## Start Material provided
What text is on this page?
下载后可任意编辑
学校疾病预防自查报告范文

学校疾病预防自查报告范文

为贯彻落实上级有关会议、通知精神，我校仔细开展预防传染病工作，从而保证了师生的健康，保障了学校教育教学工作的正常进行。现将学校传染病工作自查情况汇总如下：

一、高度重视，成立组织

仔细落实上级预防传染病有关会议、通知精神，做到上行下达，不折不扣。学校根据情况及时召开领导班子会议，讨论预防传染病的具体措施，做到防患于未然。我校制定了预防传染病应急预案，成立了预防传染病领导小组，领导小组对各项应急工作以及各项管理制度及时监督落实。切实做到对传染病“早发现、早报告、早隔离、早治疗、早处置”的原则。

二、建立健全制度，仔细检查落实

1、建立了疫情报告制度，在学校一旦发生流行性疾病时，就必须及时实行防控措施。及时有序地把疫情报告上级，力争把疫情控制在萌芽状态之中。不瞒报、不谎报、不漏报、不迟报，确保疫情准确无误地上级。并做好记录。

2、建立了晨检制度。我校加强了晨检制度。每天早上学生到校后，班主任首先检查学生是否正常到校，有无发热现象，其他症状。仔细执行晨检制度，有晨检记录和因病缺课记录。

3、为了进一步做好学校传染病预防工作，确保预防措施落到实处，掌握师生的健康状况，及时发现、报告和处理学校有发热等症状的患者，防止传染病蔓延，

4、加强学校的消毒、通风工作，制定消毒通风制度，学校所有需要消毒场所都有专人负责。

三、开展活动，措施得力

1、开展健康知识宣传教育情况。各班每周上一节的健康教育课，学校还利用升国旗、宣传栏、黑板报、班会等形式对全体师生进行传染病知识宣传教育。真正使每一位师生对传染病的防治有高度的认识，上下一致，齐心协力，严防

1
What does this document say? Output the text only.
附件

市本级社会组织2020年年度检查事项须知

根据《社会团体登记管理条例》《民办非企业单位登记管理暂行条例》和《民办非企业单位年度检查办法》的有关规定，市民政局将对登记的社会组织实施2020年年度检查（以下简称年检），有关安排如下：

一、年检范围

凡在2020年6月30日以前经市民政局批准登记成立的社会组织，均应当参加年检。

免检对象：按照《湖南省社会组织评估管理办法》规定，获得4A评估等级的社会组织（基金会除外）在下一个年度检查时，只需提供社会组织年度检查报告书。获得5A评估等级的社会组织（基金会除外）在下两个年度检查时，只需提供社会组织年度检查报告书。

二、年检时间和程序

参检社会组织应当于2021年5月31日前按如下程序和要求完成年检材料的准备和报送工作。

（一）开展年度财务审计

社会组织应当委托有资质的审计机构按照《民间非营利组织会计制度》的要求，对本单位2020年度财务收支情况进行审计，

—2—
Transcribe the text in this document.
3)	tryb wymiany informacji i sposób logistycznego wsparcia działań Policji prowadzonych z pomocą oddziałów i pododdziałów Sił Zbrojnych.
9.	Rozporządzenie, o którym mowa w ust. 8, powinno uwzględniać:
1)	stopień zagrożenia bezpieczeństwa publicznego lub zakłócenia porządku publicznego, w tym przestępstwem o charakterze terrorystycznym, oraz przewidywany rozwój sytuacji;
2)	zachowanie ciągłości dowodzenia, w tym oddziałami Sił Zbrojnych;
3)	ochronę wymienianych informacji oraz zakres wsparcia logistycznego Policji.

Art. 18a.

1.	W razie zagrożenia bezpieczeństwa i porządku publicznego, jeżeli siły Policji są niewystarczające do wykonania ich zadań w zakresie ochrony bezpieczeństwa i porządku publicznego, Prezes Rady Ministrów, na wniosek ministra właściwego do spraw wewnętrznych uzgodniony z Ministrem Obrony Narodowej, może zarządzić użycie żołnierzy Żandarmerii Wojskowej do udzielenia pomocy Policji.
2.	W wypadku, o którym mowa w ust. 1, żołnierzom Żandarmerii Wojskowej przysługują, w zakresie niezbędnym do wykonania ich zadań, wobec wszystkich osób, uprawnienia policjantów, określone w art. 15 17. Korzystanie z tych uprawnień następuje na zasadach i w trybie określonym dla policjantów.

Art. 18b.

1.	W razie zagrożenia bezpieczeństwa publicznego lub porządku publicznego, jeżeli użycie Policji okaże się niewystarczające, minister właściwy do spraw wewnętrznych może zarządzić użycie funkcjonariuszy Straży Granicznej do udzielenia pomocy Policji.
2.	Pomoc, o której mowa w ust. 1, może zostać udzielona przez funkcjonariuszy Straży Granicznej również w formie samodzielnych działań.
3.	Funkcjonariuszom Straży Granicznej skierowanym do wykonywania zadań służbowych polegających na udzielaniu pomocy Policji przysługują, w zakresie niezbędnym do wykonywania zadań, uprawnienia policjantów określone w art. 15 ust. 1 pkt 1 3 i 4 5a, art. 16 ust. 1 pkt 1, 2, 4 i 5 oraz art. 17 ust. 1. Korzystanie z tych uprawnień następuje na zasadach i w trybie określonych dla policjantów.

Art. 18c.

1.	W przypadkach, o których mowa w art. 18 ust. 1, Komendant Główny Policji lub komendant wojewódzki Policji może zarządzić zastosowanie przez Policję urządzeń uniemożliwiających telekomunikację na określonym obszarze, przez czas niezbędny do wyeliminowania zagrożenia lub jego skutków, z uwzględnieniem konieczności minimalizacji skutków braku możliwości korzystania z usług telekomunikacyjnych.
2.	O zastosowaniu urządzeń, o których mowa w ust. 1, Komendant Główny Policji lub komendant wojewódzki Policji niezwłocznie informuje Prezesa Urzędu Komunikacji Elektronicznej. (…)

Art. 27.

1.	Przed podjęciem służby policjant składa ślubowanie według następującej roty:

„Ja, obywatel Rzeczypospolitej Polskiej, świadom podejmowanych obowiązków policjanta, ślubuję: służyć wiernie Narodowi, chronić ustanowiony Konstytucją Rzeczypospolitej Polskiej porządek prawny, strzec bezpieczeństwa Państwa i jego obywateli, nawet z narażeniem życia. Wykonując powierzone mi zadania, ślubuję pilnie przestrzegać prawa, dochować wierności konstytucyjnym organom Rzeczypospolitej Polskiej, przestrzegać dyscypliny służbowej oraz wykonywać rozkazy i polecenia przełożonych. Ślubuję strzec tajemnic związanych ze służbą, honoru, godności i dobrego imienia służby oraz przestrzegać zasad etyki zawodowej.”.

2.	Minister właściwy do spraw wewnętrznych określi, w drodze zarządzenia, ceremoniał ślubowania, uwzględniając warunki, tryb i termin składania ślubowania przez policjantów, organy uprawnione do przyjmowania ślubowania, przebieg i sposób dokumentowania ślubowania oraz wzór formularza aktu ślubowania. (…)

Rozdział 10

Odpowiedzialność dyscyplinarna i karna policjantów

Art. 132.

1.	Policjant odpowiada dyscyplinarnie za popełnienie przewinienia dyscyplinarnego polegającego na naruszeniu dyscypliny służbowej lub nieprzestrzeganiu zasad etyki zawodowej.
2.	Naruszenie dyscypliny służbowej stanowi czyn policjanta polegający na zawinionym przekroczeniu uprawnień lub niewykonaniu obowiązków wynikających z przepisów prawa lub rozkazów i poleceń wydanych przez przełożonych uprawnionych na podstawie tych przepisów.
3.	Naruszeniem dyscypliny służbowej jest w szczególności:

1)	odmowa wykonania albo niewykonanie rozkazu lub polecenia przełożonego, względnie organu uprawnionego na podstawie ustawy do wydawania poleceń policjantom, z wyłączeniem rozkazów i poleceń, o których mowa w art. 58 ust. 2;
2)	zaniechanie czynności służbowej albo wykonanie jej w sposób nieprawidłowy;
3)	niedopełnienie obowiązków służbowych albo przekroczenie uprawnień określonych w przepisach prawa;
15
## End Material provided
## Direction
From the records above, extract everything verbatim.

## Exercise answer
What text is on this page?
下载后可任意编辑
学校疾病预防自查报告范文

学校疾病预防自查报告范文

为贯彻落实上级有关会议、通知精神，我校仔细开展预防传染病工作，从而保证了师生的健康，保障了学校教育教学工作的正常进行。现将学校传染病工作自查情况汇总如下：

一、高度重视，成立组织

仔细落实上级预防传染病有关会议、通知精神，做到上行下达，不折不扣。学校根据情况及时召开领导班子会议，讨论预防传染病的具体措施，做到防患于未然。我校制定了预防传染病应急预案，成立了预防传染病领导小组，领导小组对各项应急工作以及各项管理制度及时监督落实。切实做到对传染病“早发现、早报告、早隔离、早治疗、早处置”的原则。

二、建立健全制度，仔细检查落实

1、建立了疫情报告制度，在学校一旦发生流行性疾病时，就必须及时实行防控措施。及时有序地把疫情报告上级，力争把疫情控制在萌芽状态之中。不瞒报、不谎报、不漏报、不迟报，确保疫情准确无误地上级。并做好记录。

2、建立了晨检制度。我校加强了晨检制度。每天早上学生到校后，班主任首先检查学生是否正常到校，有无发热现象，其他症状。仔细执行晨检制度，有晨检记录和因病缺课记录。

3、为了进一步做好学校传染病预防工作，确保预防措施落到实处，掌握师生的健康状况，及时发现、报告和处理学校有发热等症状的患者，防止传染病蔓延，

4、加强学校的消毒、通风工作，制定消毒通风制度，学校所有需要消毒场所都有专人负责。

三、开展活动，措施得力

1、开展健康知识宣传教育情况。各班每周上一节的健康教育课，学校还利用升国旗、宣传栏、黑板报、班会等形式对全体师生进行传染病知识宣传教育。真正使每一位师生对传染病的防治有高度的认识，上下一致，齐心协力，严防

1
What does this document say? Output the text only.
附件

市本级社会组织2020年年度检查事项须知

根据《社会团体登记管理条例》《民办非企业单位登记管理暂行条例》和《民办非企业单位年度检查办法》的有关规定，市民政局将对登记的社会组织实施2020年年度检查（以下简称年检），有关安排如下：

一、年检范围

凡在2020年6月30日以前经市民政局批准登记成立的社会组织，均应当参加年检。

免检对象：按照《湖南省社会组织评估管理办法》规定，获得4A评估等级的社会组织（基金会除外）在下一个年度检查时，只需提供社会组织年度检查报告书。获得5A评估等级的社会组织（基金会除外）在下两个年度检查时，只需提供社会组织年度检查报告书。

二、年检时间和程序

参检社会组织应当于2021年5月31日前按如下程序和要求完成年检材料的准备和报送工作。

（一）开展年度财务审计

社会组织应当委托有资质的审计机构按照《民间非营利组织会计制度》的要求，对本单位2020年度财务收支情况进行审计，

—2—
Transcribe the text in this document.
3)	tryb wymiany informacji i sposób logistycznego wsparcia działań Policji prowadzonych z pomocą oddziałów i pododdziałów Sił Zbrojnych.
9.	Rozporządzenie, o którym mowa w ust. 8, powinno uwzględniać:
1)	stopień zagrożenia bezpieczeństwa publicznego lub zakłócenia porządku publicznego, w tym przestępstwem o charakterze terrorystycznym, oraz przewidywany rozwój sytuacji;
2)	zachowanie ciągłości dowodzenia, w tym oddziałami Sił Zbrojnych;
3)	ochronę wymienianych informacji oraz zakres wsparcia logistycznego Policji.

Art. 18a.

1.	W razie zagrożenia bezpieczeństwa i porządku publicznego, jeżeli siły Policji są niewystarczające do wykonania ich zadań w zakresie ochrony bezpieczeństwa i porządku publicznego, Prezes Rady Ministrów, na wniosek ministra właściwego do spraw wewnętrznych uzgodniony z Ministrem Obrony Narodowej, może zarządzić użycie żołnierzy Żandarmerii Wojskowej do udzielenia pomocy Policji.
2.	W wypadku, o którym mowa w ust. 1, żołnierzom Żandarmerii Wojskowej przysługują, w zakresie niezbędnym do wykonania ich zadań, wobec wszystkich osób, uprawnienia policjantów, określone w art. 15 17. Korzystanie z tych uprawnień następuje na zasadach i w trybie określonym dla policjantów.

Art. 18b.

1.	W razie zagrożenia bezpieczeństwa publicznego lub porządku publicznego, jeżeli użycie Policji okaże się niewystarczające, minister właściwy do spraw wewnętrznych może zarządzić użycie funkcjonariuszy Straży Granicznej do udzielenia pomocy Policji.
2.	Pomoc, o której mowa w ust. 1, może zostać udzielona przez funkcjonariuszy Straży Granicznej również w formie samodzielnych działań.
3.	Funkcjonariuszom Straży Granicznej skierowanym do wykonywania zadań służbowych polegających na udzielaniu pomocy Policji przysługują, w zakresie niezbędnym do wykonywania zadań, uprawnienia policjantów określone w art. 15 ust. 1 pkt 1 3 i 4 5a, art. 16 ust. 1 pkt 1, 2, 4 i 5 oraz art. 17 ust. 1. Korzystanie z tych uprawnień następuje na zasadach i w trybie określonych dla policjantów.

Art. 18c.

1.	W przypadkach, o których mowa w art. 18 ust. 1, Komendant Główny Policji lub komendant wojewódzki Policji może zarządzić zastosowanie przez Policję urządzeń uniemożliwiających telekomunikację na określonym obszarze, przez czas niezbędny do wyeliminowania zagrożenia lub jego skutków, z uwzględnieniem konieczności minimalizacji skutków braku możliwości korzystania z usług telekomunikacyjnych.
2.	O zastosowaniu urządzeń, o których mowa w ust. 1, Komendant Główny Policji lub komendant wojewódzki Policji niezwłocznie informuje Prezesa Urzędu Komunikacji Elektronicznej. (…)

Art. 27.

1.	Przed podjęciem służby policjant składa ślubowanie według następującej roty:

„Ja, obywatel Rzeczypospolitej Polskiej, świadom podejmowanych obowiązków policjanta, ślubuję: służyć wiernie Narodowi, chronić ustanowiony Konstytucją Rzeczypospolitej Polskiej porządek prawny, strzec bezpieczeństwa Państwa i jego obywateli, nawet z narażeniem życia. Wykonując powierzone mi zadania, ślubuję pilnie przestrzegać prawa, dochować wierności konstytucyjnym organom Rzeczypospolitej Polskiej, przestrzegać dyscypliny służbowej oraz wykonywać rozkazy i polecenia przełożonych. Ślubuję strzec tajemnic związanych ze służbą, honoru, godności i dobrego imienia służby oraz przestrzegać zasad etyki zawodowej.”.

2.	Minister właściwy do spraw wewnętrznych określi, w drodze zarządzenia, ceremoniał ślubowania, uwzględniając warunki, tryb i termin składania ślubowania przez policjantów, organy uprawnione do przyjmowania ślubowania, przebieg i sposób dokumentowania ślubowania oraz wzór formularza aktu ślubowania. (…)

Rozdział 10

Odpowiedzialność dyscyplinarna i karna policjantów

Art. 132.

1.	Policjant odpowiada dyscyplinarnie za popełnienie przewinienia dyscyplinarnego polegającego na naruszeniu dyscypliny służbowej lub nieprzestrzeganiu zasad etyki zawodowej.
2.	Naruszenie dyscypliny służbowej stanowi czyn policjanta polegający na zawinionym przekroczeniu uprawnień lub niewykonaniu obowiązków wynikających z przepisów prawa lub rozkazów i poleceń wydanych przez przełożonych uprawnionych na podstawie tych przepisów.
3.	Naruszeniem dyscypliny służbowej jest w szczególności:

1)	odmowa wykonania albo niewykonanie rozkazu lub polecenia przełożonego, względnie organu uprawnionego na podstawie ustawy do wydawania poleceń policjantom, z wyłączeniem rozkazów i poleceń, o których mowa w art. 58 ust. 2;
2)	zaniechanie czynności służbowej albo wykonanie jej w sposób nieprawidłowy;
3)	niedopełnienie obowiązków służbowych albo przekroczenie uprawnień określonych w przepisach prawa;
15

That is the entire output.